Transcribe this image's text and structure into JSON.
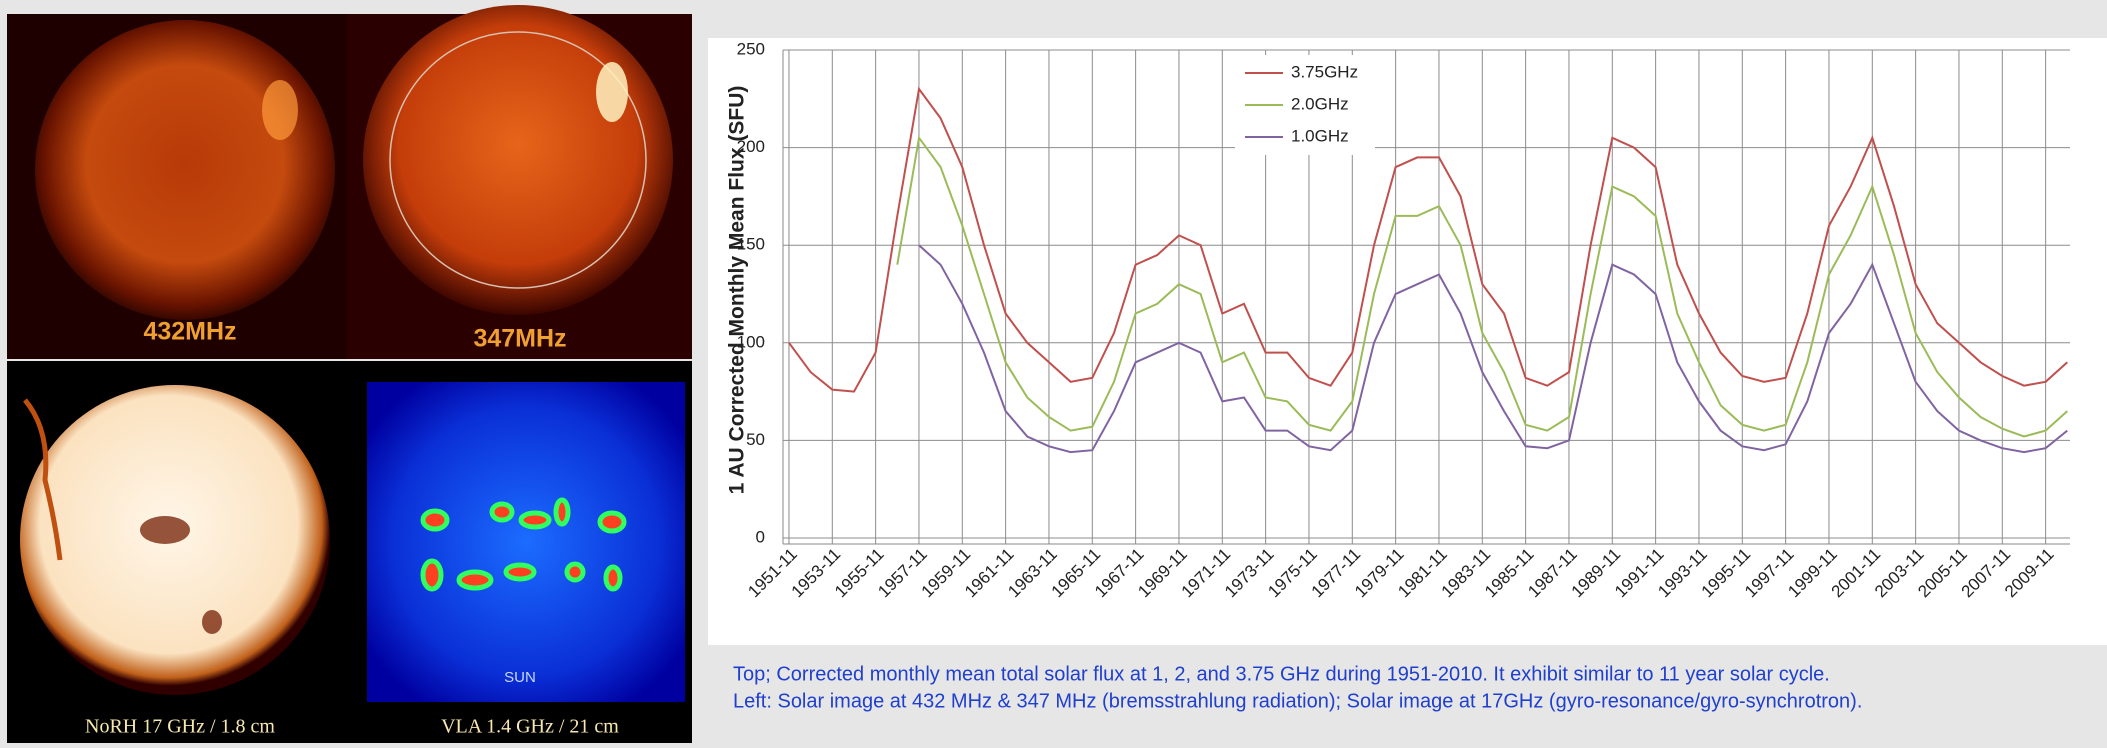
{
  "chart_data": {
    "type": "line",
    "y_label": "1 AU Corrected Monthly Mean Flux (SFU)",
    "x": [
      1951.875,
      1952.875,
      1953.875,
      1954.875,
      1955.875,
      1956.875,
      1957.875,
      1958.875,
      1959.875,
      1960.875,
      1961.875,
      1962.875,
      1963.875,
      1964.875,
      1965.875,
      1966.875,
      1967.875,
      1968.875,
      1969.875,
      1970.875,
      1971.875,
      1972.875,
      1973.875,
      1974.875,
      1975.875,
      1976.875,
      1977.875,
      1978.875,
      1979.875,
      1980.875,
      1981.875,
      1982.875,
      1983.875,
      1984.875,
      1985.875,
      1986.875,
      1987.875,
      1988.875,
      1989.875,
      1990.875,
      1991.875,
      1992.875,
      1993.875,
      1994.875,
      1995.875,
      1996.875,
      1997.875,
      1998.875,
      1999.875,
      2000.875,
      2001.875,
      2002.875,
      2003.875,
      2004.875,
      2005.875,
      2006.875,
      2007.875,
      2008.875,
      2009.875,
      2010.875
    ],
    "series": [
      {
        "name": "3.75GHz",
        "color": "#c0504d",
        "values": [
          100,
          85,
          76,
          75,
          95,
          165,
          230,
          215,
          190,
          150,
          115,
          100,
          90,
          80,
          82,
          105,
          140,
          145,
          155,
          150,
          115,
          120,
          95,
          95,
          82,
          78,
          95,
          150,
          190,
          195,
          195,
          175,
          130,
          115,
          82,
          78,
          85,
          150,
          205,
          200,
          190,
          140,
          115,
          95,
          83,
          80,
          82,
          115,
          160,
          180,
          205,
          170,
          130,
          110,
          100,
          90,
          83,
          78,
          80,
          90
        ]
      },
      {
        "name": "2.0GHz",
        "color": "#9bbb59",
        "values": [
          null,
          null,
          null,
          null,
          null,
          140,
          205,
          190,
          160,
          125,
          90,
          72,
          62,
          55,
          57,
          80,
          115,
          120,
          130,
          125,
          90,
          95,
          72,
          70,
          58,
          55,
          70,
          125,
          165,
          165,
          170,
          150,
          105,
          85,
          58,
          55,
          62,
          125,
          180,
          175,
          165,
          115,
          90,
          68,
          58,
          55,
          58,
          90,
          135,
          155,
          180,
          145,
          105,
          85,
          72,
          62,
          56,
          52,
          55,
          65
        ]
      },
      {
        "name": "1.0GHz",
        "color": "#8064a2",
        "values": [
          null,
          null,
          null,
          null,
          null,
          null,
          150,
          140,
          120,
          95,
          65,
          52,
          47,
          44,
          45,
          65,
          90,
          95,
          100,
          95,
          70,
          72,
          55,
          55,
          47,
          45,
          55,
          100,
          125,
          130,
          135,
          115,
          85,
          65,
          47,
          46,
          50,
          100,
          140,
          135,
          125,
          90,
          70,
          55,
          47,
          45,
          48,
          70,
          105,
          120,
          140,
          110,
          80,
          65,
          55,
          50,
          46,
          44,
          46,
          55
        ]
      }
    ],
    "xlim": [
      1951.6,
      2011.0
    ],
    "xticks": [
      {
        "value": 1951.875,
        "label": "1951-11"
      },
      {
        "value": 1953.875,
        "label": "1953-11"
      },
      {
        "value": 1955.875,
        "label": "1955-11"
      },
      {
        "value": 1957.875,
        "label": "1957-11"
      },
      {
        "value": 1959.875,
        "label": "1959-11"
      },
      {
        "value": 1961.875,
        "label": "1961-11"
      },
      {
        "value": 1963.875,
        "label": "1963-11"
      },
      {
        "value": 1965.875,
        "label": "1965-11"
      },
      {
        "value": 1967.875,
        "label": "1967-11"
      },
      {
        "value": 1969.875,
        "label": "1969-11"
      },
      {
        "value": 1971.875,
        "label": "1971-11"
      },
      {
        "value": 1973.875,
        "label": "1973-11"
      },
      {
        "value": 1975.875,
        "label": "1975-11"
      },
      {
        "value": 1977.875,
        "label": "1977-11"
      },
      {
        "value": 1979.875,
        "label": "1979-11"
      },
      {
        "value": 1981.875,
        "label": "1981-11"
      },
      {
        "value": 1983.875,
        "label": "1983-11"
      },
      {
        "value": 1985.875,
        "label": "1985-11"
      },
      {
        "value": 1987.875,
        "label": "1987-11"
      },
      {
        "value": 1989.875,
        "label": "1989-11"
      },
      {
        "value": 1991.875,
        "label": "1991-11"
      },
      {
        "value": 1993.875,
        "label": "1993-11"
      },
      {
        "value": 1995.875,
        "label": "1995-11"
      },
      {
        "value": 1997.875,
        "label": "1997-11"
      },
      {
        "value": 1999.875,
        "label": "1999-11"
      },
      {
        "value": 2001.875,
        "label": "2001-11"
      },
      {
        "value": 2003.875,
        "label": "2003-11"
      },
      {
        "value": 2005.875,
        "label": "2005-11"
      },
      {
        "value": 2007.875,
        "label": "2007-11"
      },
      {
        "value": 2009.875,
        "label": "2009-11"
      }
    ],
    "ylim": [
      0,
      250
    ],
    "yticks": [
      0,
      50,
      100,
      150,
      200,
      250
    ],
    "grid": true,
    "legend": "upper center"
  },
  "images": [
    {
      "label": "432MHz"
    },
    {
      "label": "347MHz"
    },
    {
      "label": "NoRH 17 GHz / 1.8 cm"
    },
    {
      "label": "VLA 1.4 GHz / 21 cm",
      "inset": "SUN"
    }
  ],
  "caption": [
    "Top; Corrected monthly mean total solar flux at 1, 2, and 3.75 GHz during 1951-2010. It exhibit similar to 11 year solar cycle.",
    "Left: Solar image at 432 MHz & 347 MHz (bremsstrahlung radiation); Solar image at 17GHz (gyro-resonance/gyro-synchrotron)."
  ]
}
----
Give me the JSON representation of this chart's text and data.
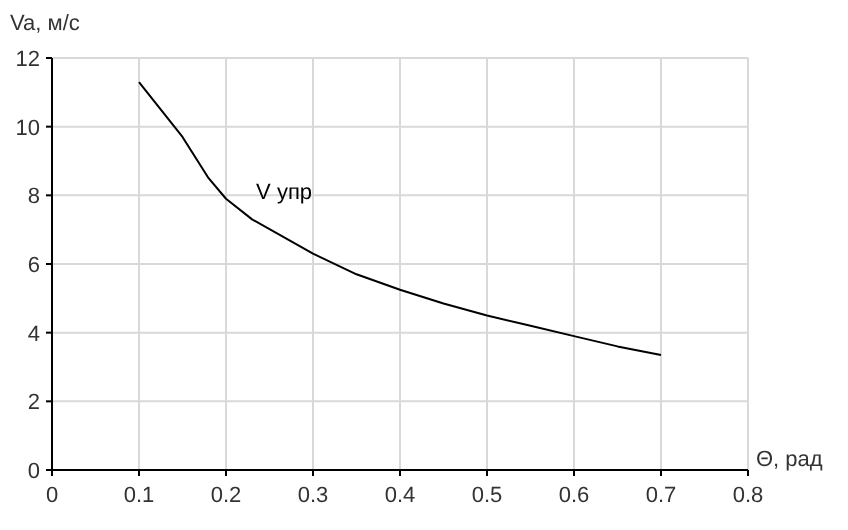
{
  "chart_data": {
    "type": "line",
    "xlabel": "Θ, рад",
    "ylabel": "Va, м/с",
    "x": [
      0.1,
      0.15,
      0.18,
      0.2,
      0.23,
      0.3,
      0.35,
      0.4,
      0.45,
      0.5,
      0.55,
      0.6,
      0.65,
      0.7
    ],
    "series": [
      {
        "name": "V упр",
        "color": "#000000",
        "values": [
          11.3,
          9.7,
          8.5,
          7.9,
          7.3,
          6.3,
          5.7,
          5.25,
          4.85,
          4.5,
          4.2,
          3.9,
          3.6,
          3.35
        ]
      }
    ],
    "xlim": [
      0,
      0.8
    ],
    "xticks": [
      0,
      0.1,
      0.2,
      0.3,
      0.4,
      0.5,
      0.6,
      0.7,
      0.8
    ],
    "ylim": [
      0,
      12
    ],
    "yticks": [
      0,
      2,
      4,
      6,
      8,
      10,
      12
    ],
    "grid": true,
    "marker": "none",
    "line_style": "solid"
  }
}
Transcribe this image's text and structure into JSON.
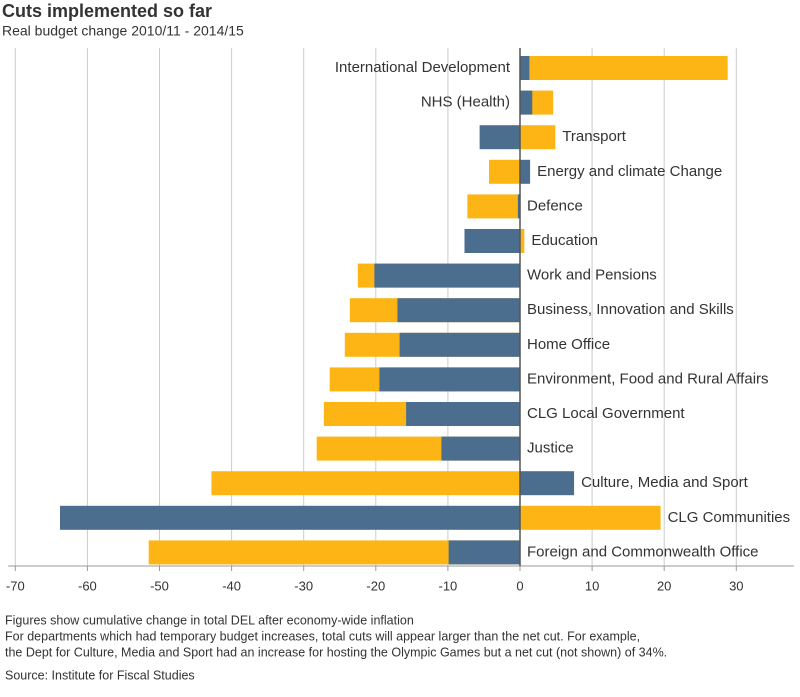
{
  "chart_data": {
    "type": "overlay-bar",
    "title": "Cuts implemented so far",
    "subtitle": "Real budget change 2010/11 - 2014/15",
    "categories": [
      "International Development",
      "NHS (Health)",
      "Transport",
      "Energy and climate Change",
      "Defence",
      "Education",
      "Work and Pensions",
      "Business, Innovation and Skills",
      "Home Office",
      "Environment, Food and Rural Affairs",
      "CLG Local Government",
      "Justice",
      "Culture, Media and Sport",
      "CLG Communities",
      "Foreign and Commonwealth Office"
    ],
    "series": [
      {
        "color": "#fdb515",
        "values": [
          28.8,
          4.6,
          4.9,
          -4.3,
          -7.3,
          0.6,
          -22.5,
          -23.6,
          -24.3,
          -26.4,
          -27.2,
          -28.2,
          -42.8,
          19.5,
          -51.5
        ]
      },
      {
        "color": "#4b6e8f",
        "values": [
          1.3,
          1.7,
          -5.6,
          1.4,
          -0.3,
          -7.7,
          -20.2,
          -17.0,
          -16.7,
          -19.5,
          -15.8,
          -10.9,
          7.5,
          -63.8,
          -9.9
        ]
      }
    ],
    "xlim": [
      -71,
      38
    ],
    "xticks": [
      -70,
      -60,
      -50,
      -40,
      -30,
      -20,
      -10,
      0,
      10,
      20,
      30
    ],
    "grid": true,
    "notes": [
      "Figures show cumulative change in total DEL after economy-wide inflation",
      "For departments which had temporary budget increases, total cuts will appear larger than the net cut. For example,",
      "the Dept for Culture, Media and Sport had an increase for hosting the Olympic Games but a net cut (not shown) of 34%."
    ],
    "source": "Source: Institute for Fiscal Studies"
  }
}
----
## TASK STATEMENT
Collect the lines that hold "Media".

## SOLUTION TO THIS TASK
      "Culture, Media and Sport",
      "the Dept for Culture, Media and Sport had an increase for hosting the Olympic Games but a net cut (not shown) of 34%."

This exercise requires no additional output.